(Data records)
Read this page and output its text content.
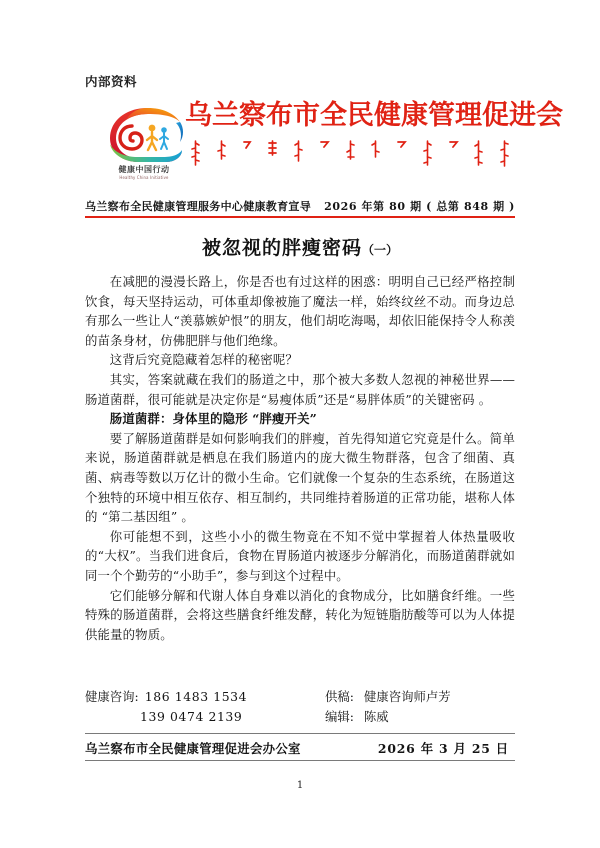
内部资料
健康中国行动
Healthy China Initiative
乌兰察布市全民健康管理促进会
乌兰察布全民健康管理服务中心健康教育宣导 2026 年第 80 期 ( 总第 848 期 )
被忽视的胖瘦密码（一）

在减肥的漫漫长路上，你是否也有过这样的困惑：明明自己已经严格控制饮食，每天坚持运动，可体重却像被施了魔法一样，始终纹丝不动。而身边总有那么一些让人“羡慕嫉妒恨”的朋友，他们胡吃海喝，却依旧能保持令人称羡的苗条身材，仿佛肥胖与他们绝缘。

这背后究竟隐藏着怎样的秘密呢？

其实，答案就藏在我们的肠道之中，那个被大多数人忽视的神秘世界——肠道菌群，很可能就是决定你是“易瘦体质”还是“易胖体质”的关键密码 。

肠道菌群：身体里的隐形 “胖瘦开关”

要了解肠道菌群是如何影响我们的胖瘦，首先得知道它究竟是什么。简单来说，肠道菌群就是栖息在我们肠道内的庞大微生物群落，包含了细菌、真菌、病毒等数以万亿计的微小生命。它们就像一个复杂的生态系统，在肠道这个独特的环境中相互依存、相互制约，共同维持着肠道的正常功能，堪称人体的 “第二基因组” 。

你可能想不到，这些小小的微生物竟在不知不觉中掌握着人体热量吸收的“大权”。当我们进食后，食物在胃肠道内被逐步分解消化，而肠道菌群就如同一个个勤劳的“小助手”，参与到这个过程中。

它们能够分解和代谢人体自身难以消化的食物成分，比如膳食纤维。一些特殊的肠道菌群，会将这些膳食纤维发酵，转化为短链脂肪酸等可以为人体提供能量的物质。

健康咨询: 186 1483 1534	供稿: 健康咨询师卢芳
139 0474 2139	编辑: 陈威
乌兰察布市全民健康管理促进会办公室	2026 年 3 月 25 日
1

Problem description -> Extract the full listing above verbatim; pictures are to be left out of the copy.

Result of this task ->
Read this page and output its text content.
内部资料
健康中国行动
Healthy China Initiative
乌兰察布市全民健康管理促进会
乌兰察布全民健康管理服务中心健康教育宣导 2026 年第 80 期 ( 总第 848 期 )
被忽视的胖瘦密码（一）

在减肥的漫漫长路上，你是否也有过这样的困惑：明明自己已经严格控制饮食，每天坚持运动，可体重却像被施了魔法一样，始终纹丝不动。而身边总有那么一些让人“羡慕嫉妒恨”的朋友，他们胡吃海喝，却依旧能保持令人称羡的苗条身材，仿佛肥胖与他们绝缘。

这背后究竟隐藏着怎样的秘密呢？

其实，答案就藏在我们的肠道之中，那个被大多数人忽视的神秘世界——肠道菌群，很可能就是决定你是“易瘦体质”还是“易胖体质”的关键密码 。

肠道菌群：身体里的隐形 “胖瘦开关”

要了解肠道菌群是如何影响我们的胖瘦，首先得知道它究竟是什么。简单来说，肠道菌群就是栖息在我们肠道内的庞大微生物群落，包含了细菌、真菌、病毒等数以万亿计的微小生命。它们就像一个复杂的生态系统，在肠道这个独特的环境中相互依存、相互制约，共同维持着肠道的正常功能，堪称人体的 “第二基因组” 。

你可能想不到，这些小小的微生物竟在不知不觉中掌握着人体热量吸收的“大权”。当我们进食后，食物在胃肠道内被逐步分解消化，而肠道菌群就如同一个个勤劳的“小助手”，参与到这个过程中。

它们能够分解和代谢人体自身难以消化的食物成分，比如膳食纤维。一些特殊的肠道菌群，会将这些膳食纤维发酵，转化为短链脂肪酸等可以为人体提供能量的物质。

健康咨询: 186 1483 1534	供稿: 健康咨询师卢芳
139 0474 2139	编辑: 陈威
乌兰察布市全民健康管理促进会办公室	2026 年 3 月 25 日
1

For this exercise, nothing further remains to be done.